→ Work to complete:
Copy out exactly the lines from the one containing "Give me a plain-text" to the end of the records below, both included, and nothing else.

## start Data excerpts

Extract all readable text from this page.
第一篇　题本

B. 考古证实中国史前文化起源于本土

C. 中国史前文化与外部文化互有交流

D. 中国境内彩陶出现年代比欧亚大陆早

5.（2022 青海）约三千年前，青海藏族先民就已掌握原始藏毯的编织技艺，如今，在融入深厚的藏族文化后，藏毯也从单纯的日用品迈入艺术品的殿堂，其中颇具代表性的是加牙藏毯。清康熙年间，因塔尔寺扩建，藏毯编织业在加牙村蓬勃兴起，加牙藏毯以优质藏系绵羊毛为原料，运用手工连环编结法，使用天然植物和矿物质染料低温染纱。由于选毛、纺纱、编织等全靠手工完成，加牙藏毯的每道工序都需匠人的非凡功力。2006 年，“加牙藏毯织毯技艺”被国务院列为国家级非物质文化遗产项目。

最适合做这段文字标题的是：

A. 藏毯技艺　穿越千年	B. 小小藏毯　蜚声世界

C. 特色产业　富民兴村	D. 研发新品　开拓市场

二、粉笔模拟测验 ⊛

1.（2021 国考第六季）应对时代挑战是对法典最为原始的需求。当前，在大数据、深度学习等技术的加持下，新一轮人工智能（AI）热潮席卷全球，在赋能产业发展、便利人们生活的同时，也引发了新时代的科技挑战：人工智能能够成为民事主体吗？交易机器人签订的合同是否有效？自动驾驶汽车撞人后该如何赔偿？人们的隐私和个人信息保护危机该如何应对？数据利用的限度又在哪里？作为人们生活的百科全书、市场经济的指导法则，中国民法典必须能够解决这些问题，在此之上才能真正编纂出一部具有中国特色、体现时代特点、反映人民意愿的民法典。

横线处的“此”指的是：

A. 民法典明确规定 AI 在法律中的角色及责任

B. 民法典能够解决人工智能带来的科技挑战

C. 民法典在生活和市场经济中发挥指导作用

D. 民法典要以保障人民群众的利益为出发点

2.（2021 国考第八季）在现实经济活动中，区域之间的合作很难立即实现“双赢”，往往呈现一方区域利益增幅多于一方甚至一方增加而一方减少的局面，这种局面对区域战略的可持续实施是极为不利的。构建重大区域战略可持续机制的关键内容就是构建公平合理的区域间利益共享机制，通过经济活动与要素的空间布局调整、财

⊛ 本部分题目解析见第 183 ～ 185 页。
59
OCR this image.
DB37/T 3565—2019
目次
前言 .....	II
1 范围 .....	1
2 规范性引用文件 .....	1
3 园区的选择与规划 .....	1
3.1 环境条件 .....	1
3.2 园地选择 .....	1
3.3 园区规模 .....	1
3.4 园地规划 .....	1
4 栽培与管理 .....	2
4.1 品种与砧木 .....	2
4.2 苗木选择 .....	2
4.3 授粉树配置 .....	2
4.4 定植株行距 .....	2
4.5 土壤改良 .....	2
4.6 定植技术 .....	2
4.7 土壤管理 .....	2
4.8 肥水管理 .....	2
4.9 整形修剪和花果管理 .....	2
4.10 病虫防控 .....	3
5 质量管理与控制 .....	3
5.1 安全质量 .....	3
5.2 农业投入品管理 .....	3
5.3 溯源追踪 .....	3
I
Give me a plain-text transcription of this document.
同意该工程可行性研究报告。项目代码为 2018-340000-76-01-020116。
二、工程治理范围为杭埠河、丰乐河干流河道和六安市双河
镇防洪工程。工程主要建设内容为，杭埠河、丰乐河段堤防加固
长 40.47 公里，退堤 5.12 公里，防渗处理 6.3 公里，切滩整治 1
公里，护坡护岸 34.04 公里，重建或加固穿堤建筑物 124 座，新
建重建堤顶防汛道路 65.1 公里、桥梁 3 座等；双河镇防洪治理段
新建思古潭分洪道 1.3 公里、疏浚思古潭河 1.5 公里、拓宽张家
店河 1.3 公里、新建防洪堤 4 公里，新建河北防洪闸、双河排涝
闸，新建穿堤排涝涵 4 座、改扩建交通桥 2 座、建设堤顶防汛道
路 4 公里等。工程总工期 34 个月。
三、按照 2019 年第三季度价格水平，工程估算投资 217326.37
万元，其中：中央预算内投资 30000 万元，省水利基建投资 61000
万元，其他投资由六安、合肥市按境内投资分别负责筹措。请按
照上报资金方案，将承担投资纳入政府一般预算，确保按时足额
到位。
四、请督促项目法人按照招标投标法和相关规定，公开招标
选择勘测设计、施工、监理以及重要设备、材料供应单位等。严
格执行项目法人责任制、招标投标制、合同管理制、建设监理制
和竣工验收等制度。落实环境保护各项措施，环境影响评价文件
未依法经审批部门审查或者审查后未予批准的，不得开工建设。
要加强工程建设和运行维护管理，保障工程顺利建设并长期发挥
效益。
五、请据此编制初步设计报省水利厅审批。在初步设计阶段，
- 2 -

## end Data excerpts

→ Result of the exercise:
Give me a plain-text transcription of this document.
同意该工程可行性研究报告。项目代码为 2018-340000-76-01-020116。
二、工程治理范围为杭埠河、丰乐河干流河道和六安市双河
镇防洪工程。工程主要建设内容为，杭埠河、丰乐河段堤防加固
长 40.47 公里，退堤 5.12 公里，防渗处理 6.3 公里，切滩整治 1
公里，护坡护岸 34.04 公里，重建或加固穿堤建筑物 124 座，新
建重建堤顶防汛道路 65.1 公里、桥梁 3 座等；双河镇防洪治理段
新建思古潭分洪道 1.3 公里、疏浚思古潭河 1.5 公里、拓宽张家
店河 1.3 公里、新建防洪堤 4 公里，新建河北防洪闸、双河排涝
闸，新建穿堤排涝涵 4 座、改扩建交通桥 2 座、建设堤顶防汛道
路 4 公里等。工程总工期 34 个月。
三、按照 2019 年第三季度价格水平，工程估算投资 217326.37
万元，其中：中央预算内投资 30000 万元，省水利基建投资 61000
万元，其他投资由六安、合肥市按境内投资分别负责筹措。请按
照上报资金方案，将承担投资纳入政府一般预算，确保按时足额
到位。
四、请督促项目法人按照招标投标法和相关规定，公开招标
选择勘测设计、施工、监理以及重要设备、材料供应单位等。严
格执行项目法人责任制、招标投标制、合同管理制、建设监理制
和竣工验收等制度。落实环境保护各项措施，环境影响评价文件
未依法经审批部门审查或者审查后未予批准的，不得开工建设。
要加强工程建设和运行维护管理，保障工程顺利建设并长期发挥
效益。
五、请据此编制初步设计报省水利厅审批。在初步设计阶段，
- 2 -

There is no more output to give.